Task directions: Locate every line in the records below that holds the word "immer" and return each one.

(Excerpt from a dataset)
## BEGIN

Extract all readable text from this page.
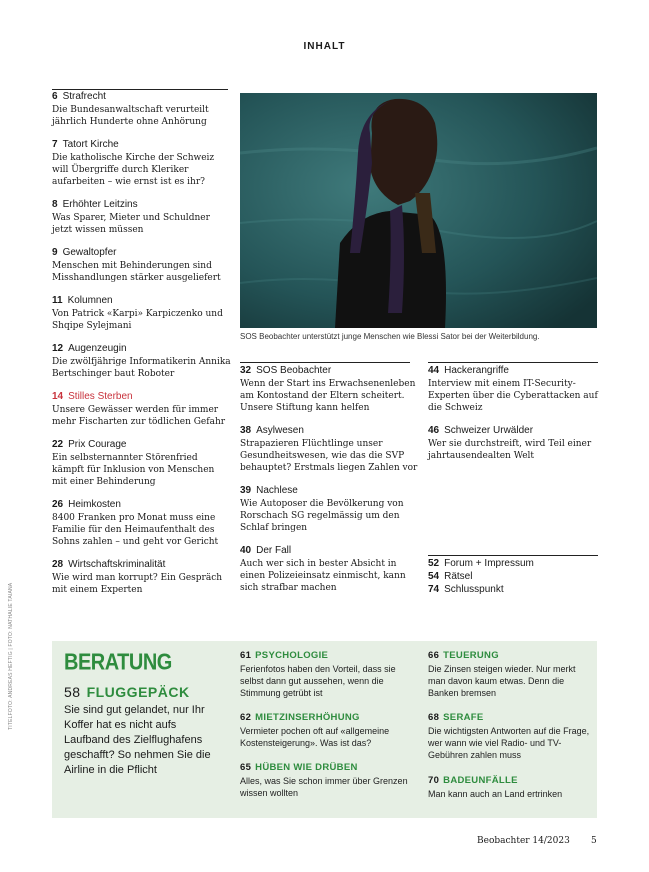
INHALT
6 Strafrecht
Die Bundesanwaltschaft verurteilt jährlich Hunderte ohne Anhörung
7 Tatort Kirche
Die katholische Kirche der Schweiz will Übergriffe durch Kleriker aufarbeiten – wie ernst ist es ihr?
8 Erhöhter Leitzins
Was Sparer, Mieter und Schuldner jetzt wissen müssen
9 Gewaltopfer
Menschen mit Behinderungen sind Misshandlungen stärker ausgeliefert
11 Kolumnen
Von Patrick «Karpi» Karpiczenko und Shqipe Sylejmani
12 Augenzeugin
Die zwölfjährige Informatikerin Annika Bertschinger baut Roboter
14 Stilles Sterben
Unsere Gewässer werden für immer mehr Fischarten zur tödlichen Gefahr
22 Prix Courage
Ein selbsternannter Störenfried kämpft für Inklusion von Menschen mit einer Behinderung
26 Heimkosten
8400 Franken pro Monat muss eine Familie für den Heimaufenthalt des Sohns zahlen – und geht vor Gericht
28 Wirtschaftskriminalität
Wie wird man korrupt? Ein Gespräch mit einem Experten
SOS Beobachter unterstützt junge Menschen wie Blessi Sator bei der Weiterbildung.
32 SOS Beobachter
Wenn der Start ins Erwachsenenleben am Kontostand der Eltern scheitert. Unsere Stiftung kann helfen
38 Asylwesen
Strapazieren Flüchtlinge unser Gesundheitswesen, wie das die SVP behauptet? Erstmals liegen Zahlen vor
39 Nachlese
Wie Autoposer die Bevölkerung von Rorschach SG regelmässig um den Schlaf bringen
40 Der Fall
Auch wer sich in bester Absicht in einen Polizeieinsatz einmischt, kann sich strafbar machen
44 Hackerangriffe
Interview mit einem IT-Security-Experten über die Cyberattacken auf die Schweiz
46 Schweizer Urwälder
Wer sie durchstreift, wird Teil einer jahrtausendealten Welt
52 Forum + Impressum
54 Rätsel
74 Schlusspunkt
BERATUNG
58 FLUGGEPÄCK
Sie sind gut gelandet, nur Ihr Koffer hat es nicht aufs Laufband des Zielflughafens geschafft? So nehmen Sie die Airline in die Pflicht
61 PSYCHOLOGIE
Ferienfotos haben den Vorteil, dass sie selbst dann gut aussehen, wenn die Stimmung getrübt ist
62 MIETZINSERHÖHUNG
Vermieter pochen oft auf «allgemeine Kostensteigerung». Was ist das?
65 HÜBEN WIE DRÜBEN
Alles, was Sie schon immer über Grenzen wissen wollten
66 TEUERUNG
Die Zinsen steigen wieder. Nur merkt man davon kaum etwas. Denn die Banken bremsen
68 SERAFE
Die wichtigsten Antworten auf die Frage, wer wann wie viel Radio- und TV-Gebühren zahlen muss
70 BADEUNFÄLLE
Man kann auch an Land ertrinken
TITELFOTO: ANDREAS HEFTIG | FOTO: NATHALIE TAIANA
Beobachter 14/2023 5
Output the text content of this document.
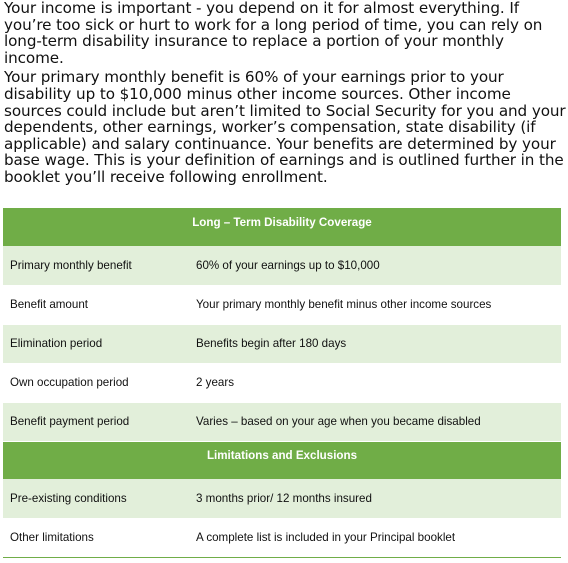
Your income is important - you depend on it for almost everything. If you’re too sick or hurt to work for a long period of time, you can rely on long-term disability insurance to replace a portion of your monthly income.

Your primary monthly benefit is 60% of your earnings prior to your disability up to $10,000 minus other income sources. Other income sources could include but aren’t limited to Social Security for you and your dependents, other earnings, worker’s compensation, state disability (if applicable) and salary continuance. Your benefits are determined by your base wage. This is your definition of earnings and is outlined further in the booklet you’ll receive following enrollment.

Long – Term Disability Coverage	
Primary monthly benefit	60% of your earnings up to $10,000
Benefit amount	Your primary monthly benefit minus other income sources
Elimination period	Benefits begin after 180 days
Own occupation period	2 years
Benefit payment period	Varies – based on your age when you became disabled
Limitations and Exclusions	
Pre-existing conditions	3 months prior/ 12 months insured
Other limitations	A complete list is included in your Principal booklet
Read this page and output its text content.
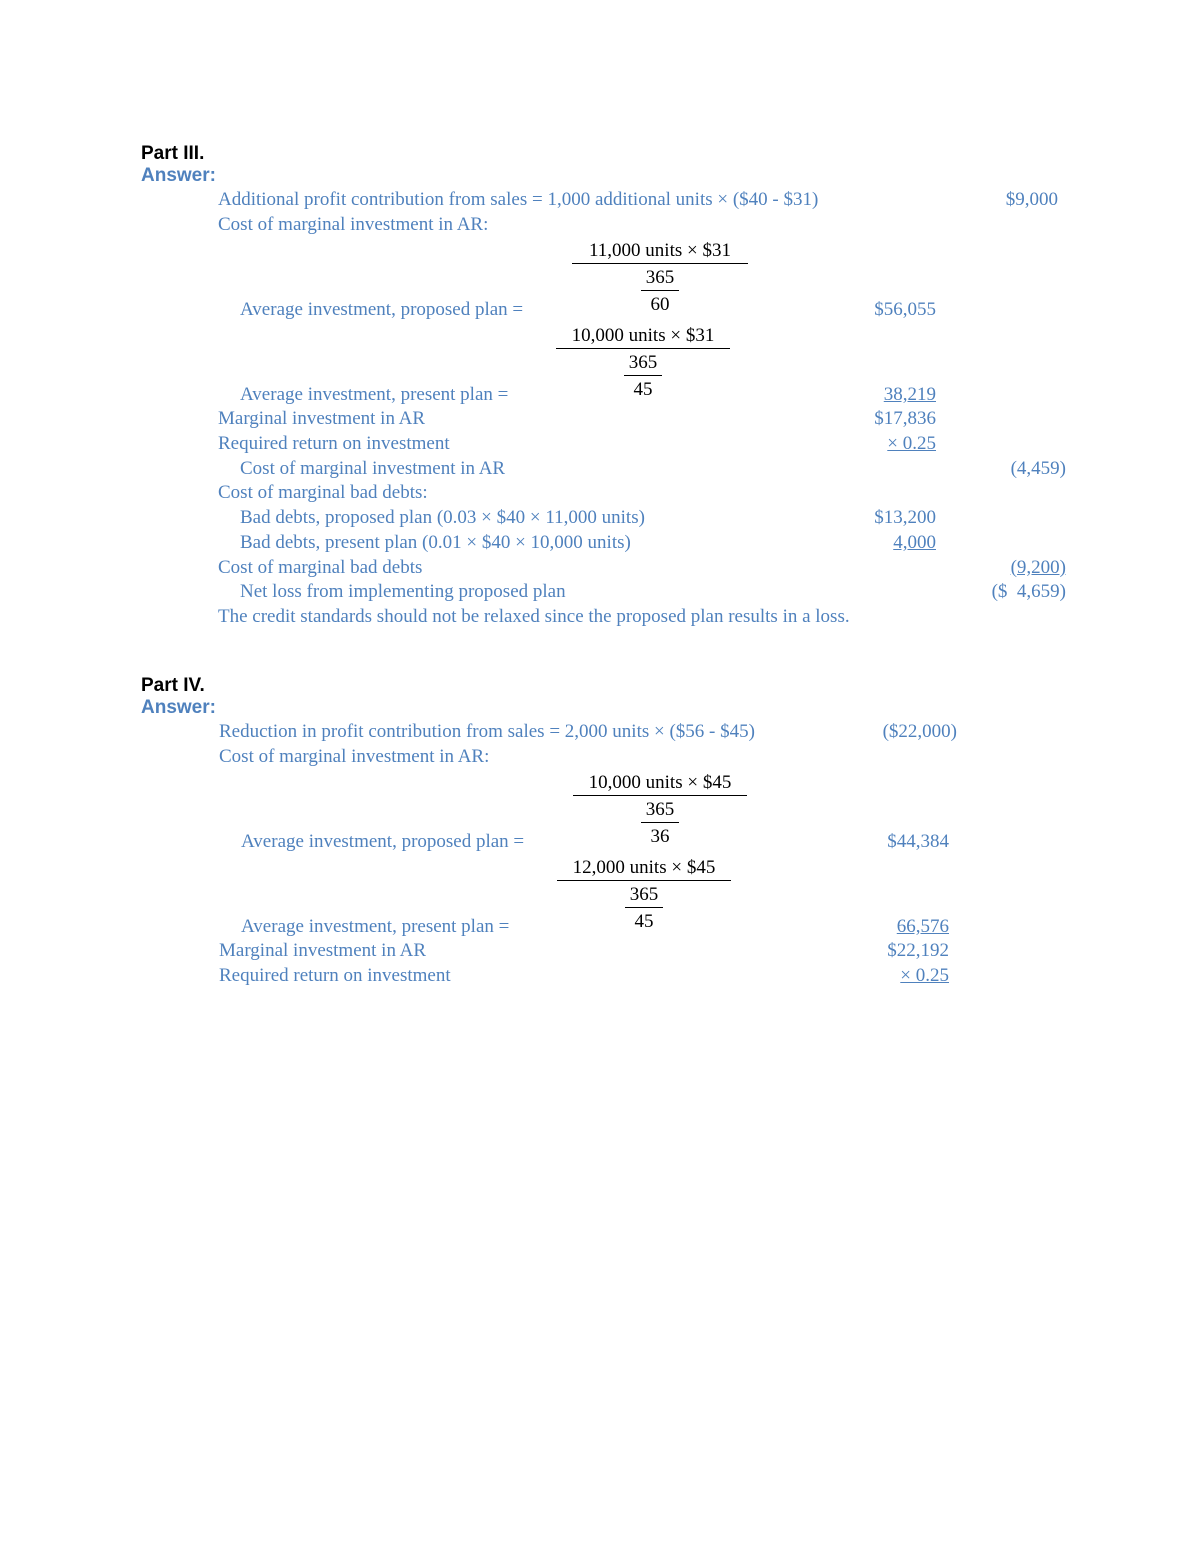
Part III.
Answer:
Additional profit contribution from sales = 1,000 additional units × ($40 - $31)	$9,000
Cost of marginal investment in AR:
11,000 units × $31
365
60
Average investment, proposed plan =	$56,055
10,000 units × $31
365
45
Average investment, present plan =	38,219
Marginal investment in AR	$17,836
Required return on investment	× 0.25
Cost of marginal investment in AR	(4,459)
Cost of marginal bad debts:
Bad debts, proposed plan (0.03 × $40 × 11,000 units)	$13,200
Bad debts, present plan (0.01 × $40 × 10,000 units)	4,000
Cost of marginal bad debts	(9,200)
Net loss from implementing proposed plan	($  4,659)
The credit standards should not be relaxed since the proposed plan results in a loss.
Part IV.
Answer:
Reduction in profit contribution from sales = 2,000 units × ($56 - $45)	($22,000)
Cost of marginal investment in AR:
10,000 units × $45
365
36
Average investment, proposed plan =	$44,384
12,000 units × $45
365
45
Average investment, present plan =	66,576
Marginal investment in AR	$22,192
Required return on investment	× 0.25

## END

Exercise response:
Unsere Gewässer werden für immer mehr Fischarten zur tödlichen Gefahr
Alles, was Sie schon immer über Grenzen wissen wollten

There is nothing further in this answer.